Which lines in the records below contain the word "jour"? Copy each one out.

(Dataset records)
------------------------------------------------------------
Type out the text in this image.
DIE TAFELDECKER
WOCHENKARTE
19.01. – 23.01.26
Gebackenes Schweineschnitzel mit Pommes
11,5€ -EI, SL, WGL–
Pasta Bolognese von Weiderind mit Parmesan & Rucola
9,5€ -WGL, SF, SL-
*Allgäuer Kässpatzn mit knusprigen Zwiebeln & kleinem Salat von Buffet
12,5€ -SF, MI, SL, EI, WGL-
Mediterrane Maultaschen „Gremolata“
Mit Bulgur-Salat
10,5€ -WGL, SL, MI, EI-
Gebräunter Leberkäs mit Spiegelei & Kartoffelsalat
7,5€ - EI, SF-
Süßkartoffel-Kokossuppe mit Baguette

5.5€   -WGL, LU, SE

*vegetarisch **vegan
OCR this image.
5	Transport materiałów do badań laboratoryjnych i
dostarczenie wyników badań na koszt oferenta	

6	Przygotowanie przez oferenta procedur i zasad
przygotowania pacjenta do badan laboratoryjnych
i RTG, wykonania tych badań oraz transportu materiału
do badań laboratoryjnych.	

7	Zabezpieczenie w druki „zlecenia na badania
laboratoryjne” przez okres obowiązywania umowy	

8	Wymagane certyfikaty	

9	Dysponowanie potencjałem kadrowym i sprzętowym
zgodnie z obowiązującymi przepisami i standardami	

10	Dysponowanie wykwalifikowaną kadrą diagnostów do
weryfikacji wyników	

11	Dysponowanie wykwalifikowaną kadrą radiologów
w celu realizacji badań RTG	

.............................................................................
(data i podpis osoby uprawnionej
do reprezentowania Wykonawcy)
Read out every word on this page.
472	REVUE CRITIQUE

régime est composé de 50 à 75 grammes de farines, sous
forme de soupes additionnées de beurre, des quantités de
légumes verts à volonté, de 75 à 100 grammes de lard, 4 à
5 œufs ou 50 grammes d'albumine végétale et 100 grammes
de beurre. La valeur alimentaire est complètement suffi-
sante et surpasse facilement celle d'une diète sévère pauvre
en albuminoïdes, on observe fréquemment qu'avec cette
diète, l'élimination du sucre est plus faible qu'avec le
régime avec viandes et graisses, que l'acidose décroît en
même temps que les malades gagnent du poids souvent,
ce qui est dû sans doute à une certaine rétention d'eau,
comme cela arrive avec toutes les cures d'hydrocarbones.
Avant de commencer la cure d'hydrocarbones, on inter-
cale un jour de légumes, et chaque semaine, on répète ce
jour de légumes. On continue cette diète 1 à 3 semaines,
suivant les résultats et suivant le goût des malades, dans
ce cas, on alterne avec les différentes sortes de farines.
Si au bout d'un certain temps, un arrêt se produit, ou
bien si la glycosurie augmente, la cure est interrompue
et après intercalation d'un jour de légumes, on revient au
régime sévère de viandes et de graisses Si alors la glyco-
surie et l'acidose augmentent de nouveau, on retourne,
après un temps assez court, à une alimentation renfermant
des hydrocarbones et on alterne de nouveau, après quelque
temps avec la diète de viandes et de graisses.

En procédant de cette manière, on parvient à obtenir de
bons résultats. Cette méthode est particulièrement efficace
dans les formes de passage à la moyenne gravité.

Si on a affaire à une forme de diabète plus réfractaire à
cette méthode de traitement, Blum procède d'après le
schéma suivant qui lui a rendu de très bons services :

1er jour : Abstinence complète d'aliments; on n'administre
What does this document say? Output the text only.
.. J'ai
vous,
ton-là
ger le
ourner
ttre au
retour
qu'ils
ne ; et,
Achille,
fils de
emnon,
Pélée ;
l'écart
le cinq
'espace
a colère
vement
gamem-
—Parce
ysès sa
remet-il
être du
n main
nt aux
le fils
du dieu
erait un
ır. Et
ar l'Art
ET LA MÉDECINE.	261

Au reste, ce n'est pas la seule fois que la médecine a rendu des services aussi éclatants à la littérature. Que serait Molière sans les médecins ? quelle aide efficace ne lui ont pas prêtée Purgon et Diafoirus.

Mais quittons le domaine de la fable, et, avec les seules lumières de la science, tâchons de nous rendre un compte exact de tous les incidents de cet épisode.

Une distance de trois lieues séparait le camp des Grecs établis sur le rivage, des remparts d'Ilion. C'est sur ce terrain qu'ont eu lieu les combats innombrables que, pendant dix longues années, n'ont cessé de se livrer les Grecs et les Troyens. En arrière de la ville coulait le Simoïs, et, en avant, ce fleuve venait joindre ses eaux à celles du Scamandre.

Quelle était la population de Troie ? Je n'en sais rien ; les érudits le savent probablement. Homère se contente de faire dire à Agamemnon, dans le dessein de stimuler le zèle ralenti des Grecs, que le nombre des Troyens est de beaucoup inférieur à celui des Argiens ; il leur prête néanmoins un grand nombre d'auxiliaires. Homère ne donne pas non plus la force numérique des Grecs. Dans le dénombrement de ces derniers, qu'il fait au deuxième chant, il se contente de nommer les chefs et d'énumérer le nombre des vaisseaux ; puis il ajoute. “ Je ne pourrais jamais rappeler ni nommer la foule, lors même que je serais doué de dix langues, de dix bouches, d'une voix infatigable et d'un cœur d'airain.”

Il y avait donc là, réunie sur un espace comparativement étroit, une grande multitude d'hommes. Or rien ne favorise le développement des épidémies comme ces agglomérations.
------------------------------------------------------------
Exercise result:
cale un jour de légumes, et chaque semaine, on répète ce
jour de légumes. On continue cette diète 1 à 3 semaines,
et après intercalation d'un jour de légumes, on revient au
1er jour : Abstinence complète d'aliments; on n'administre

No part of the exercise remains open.